AIM OF THE TASK >> Wherever a line holds the word "hatte", copy that line out.

SUPPLIED DATA >>
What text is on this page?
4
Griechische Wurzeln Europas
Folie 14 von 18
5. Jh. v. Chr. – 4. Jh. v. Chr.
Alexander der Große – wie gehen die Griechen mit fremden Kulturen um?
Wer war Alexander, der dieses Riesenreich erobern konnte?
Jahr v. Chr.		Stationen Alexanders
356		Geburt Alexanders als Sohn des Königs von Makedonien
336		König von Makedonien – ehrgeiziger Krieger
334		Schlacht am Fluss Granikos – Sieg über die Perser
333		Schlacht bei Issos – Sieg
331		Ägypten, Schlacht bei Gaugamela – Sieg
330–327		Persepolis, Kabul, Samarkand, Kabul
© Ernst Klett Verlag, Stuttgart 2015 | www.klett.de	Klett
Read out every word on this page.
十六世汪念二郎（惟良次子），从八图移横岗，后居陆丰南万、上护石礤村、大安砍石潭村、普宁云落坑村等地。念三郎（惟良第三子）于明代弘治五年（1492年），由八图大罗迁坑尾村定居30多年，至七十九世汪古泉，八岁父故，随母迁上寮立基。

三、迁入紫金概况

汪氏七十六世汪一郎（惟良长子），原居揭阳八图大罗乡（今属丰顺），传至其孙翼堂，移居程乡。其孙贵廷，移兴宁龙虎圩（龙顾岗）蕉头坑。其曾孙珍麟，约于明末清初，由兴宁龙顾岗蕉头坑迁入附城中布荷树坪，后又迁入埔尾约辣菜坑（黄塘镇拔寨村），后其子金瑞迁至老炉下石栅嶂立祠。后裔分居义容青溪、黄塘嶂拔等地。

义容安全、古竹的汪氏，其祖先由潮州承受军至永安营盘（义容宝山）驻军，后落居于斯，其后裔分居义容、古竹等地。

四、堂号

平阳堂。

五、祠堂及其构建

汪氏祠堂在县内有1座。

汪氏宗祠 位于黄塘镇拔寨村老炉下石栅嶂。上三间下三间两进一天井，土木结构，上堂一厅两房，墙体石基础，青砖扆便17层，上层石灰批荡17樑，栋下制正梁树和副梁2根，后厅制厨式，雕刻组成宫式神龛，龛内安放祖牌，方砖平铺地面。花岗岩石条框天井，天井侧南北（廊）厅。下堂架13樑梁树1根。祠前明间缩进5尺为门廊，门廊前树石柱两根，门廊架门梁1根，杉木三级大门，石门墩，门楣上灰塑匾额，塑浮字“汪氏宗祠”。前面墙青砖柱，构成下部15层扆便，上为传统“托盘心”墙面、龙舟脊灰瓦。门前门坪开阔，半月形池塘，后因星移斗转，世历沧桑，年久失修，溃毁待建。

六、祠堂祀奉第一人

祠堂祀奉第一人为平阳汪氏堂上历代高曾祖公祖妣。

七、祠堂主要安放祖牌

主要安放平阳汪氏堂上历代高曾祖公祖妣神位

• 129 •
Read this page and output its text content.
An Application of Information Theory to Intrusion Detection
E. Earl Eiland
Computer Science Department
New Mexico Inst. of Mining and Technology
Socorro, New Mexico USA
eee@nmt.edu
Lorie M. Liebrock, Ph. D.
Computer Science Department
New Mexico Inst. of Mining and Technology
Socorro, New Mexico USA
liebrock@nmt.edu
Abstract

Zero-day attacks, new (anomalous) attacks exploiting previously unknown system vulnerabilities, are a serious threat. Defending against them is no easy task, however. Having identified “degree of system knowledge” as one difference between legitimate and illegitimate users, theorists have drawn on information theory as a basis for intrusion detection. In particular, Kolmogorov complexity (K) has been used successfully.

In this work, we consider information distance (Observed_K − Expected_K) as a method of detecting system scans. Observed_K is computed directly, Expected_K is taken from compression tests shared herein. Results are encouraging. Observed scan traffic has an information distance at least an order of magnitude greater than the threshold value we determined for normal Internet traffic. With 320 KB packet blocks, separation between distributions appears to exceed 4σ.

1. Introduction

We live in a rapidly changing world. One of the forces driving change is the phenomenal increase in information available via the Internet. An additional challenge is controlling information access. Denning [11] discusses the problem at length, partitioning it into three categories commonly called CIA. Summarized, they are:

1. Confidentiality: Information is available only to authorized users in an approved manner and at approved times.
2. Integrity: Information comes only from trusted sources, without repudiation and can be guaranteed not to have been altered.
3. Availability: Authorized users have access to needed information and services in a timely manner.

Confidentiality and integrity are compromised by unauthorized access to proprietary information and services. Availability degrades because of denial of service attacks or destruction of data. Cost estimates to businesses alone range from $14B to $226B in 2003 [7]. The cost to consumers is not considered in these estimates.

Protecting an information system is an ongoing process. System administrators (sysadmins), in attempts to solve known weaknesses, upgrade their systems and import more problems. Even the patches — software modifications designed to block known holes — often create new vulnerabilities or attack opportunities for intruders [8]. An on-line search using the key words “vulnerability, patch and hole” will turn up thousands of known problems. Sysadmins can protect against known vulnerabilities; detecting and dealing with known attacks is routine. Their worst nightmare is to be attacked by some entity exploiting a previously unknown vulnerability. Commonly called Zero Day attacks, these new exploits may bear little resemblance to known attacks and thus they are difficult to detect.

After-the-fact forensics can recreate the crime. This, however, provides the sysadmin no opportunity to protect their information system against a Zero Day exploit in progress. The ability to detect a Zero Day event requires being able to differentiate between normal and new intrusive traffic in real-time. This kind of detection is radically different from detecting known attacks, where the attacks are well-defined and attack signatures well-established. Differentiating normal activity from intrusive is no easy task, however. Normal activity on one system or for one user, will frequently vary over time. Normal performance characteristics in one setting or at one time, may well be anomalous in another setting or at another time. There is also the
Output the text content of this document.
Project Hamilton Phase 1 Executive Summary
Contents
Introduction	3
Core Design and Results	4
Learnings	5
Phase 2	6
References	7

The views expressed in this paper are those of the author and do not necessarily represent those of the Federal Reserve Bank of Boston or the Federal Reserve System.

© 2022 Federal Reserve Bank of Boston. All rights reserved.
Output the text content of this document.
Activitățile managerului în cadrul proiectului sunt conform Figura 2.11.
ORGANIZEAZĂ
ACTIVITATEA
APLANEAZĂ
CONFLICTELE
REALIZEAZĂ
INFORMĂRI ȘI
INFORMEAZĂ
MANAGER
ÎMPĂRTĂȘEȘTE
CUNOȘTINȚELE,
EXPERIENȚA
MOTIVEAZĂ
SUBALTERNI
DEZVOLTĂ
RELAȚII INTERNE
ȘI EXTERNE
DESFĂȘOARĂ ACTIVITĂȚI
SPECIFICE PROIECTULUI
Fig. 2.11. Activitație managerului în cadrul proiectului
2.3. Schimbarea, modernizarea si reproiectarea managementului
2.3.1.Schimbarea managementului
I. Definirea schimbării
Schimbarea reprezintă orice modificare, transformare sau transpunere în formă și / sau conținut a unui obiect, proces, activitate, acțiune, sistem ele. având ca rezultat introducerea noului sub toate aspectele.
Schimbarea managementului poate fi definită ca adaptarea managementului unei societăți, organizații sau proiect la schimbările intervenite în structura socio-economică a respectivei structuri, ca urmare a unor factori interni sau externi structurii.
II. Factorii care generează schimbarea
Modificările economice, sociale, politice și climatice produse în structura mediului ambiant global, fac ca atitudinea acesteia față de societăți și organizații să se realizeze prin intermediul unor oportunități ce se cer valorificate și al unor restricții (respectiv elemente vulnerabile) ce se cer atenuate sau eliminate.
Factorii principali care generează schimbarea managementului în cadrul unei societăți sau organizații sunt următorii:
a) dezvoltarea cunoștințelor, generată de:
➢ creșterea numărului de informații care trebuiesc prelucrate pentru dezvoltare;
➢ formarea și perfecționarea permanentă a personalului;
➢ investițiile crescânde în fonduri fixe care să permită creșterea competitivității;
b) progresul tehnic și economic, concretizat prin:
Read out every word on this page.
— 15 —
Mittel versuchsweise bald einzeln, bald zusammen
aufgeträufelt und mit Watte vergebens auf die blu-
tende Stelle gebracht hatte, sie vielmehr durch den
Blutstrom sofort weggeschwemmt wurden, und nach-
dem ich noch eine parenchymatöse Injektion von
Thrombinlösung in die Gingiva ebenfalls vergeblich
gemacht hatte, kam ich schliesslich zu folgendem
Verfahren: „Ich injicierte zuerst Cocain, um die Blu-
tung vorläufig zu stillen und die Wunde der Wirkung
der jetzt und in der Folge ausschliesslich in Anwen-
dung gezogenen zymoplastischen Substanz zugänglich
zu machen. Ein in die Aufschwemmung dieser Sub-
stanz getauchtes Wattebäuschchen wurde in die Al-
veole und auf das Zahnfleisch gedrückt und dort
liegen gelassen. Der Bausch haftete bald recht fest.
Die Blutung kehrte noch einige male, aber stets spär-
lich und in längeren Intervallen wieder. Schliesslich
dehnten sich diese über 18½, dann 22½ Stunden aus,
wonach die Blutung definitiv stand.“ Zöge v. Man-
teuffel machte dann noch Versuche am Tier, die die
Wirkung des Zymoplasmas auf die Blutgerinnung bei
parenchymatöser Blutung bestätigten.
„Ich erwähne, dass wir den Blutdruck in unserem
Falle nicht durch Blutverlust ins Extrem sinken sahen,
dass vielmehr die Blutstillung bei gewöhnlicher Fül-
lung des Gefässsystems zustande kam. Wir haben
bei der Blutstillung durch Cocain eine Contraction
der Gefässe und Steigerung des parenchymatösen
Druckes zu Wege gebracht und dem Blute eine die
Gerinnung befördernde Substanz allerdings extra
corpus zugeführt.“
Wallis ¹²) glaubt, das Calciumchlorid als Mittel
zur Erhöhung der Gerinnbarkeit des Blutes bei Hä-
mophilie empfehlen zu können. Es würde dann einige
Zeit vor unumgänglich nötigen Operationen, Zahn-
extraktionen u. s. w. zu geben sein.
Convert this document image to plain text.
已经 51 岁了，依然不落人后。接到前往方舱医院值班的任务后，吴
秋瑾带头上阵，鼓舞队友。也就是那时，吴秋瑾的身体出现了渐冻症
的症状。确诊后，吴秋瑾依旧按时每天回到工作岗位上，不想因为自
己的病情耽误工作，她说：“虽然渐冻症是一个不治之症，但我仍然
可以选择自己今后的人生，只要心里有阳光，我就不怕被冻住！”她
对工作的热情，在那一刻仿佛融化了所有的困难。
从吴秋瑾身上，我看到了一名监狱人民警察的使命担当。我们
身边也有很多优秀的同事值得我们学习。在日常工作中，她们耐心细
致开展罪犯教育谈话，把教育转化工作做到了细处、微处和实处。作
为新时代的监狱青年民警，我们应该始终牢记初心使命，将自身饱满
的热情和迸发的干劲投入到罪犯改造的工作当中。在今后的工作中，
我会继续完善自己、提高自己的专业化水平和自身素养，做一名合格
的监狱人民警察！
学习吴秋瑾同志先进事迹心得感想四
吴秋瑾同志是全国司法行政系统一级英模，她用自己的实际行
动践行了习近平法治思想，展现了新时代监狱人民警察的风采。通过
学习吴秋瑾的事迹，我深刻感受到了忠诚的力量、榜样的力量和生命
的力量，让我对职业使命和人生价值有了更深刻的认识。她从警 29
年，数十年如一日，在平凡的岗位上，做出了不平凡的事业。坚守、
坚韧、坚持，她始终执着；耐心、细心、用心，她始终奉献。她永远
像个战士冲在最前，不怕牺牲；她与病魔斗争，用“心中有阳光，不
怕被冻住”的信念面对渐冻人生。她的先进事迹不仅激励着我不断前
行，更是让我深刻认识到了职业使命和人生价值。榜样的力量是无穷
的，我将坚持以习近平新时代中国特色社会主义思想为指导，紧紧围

ANSWER TO THE EXERCISE >>
tende Stelle gebracht hatte, sie vielmehr durch den
gemacht hatte, kam ich schliesslich zu folgendem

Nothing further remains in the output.